- _Work to complete_
Identify the lines that contain the word "data", then copy them.

- _Task inputs_
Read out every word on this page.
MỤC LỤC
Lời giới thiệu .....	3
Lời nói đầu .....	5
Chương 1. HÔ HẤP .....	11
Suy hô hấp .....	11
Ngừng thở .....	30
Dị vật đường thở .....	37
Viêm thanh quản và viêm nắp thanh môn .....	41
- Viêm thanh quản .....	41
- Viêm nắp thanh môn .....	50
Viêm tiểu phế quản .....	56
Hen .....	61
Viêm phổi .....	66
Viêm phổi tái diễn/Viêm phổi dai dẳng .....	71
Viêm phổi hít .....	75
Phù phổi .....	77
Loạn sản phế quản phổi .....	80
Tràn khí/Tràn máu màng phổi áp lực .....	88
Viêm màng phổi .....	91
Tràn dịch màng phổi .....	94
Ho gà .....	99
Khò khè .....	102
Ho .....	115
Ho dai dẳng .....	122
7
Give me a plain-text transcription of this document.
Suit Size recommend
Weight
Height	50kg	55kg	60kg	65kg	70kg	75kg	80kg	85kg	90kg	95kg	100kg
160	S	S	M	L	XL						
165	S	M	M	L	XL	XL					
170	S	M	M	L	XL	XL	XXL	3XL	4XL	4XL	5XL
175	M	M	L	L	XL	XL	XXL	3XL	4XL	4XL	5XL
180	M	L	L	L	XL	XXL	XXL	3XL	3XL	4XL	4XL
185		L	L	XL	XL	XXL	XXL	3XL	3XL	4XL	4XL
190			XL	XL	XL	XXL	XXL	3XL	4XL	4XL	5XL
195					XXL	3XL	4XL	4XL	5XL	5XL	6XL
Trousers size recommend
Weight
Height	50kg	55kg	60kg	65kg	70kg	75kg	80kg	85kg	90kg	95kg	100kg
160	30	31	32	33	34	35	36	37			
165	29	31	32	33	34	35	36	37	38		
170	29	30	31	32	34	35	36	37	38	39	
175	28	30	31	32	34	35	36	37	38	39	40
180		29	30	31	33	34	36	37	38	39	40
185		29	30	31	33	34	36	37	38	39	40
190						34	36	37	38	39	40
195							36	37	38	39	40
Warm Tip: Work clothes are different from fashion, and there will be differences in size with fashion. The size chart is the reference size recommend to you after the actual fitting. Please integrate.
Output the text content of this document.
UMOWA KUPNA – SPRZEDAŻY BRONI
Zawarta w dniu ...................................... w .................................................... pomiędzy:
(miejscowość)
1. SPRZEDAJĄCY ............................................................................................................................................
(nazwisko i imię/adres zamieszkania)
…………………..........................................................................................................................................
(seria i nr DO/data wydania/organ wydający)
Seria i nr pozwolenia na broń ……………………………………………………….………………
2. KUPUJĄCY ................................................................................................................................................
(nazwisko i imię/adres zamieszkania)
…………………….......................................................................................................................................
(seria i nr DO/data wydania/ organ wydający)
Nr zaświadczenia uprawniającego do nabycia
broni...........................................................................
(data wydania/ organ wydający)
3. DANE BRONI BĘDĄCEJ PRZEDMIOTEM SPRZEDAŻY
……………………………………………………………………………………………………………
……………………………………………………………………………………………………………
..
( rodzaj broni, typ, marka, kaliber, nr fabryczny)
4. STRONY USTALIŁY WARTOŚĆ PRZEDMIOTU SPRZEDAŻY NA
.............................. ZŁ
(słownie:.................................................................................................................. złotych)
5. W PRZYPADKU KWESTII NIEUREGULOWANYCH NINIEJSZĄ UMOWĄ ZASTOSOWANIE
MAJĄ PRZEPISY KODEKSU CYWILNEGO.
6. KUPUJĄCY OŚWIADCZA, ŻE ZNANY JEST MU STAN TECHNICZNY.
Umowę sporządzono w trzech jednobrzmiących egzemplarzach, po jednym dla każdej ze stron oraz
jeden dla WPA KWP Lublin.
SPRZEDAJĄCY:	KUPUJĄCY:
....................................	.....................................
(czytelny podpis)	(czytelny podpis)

- _Reply to the task_
(seria i nr DO/data wydania/organ wydający)
(seria i nr DO/data wydania/ organ wydający)
(data wydania/ organ wydający)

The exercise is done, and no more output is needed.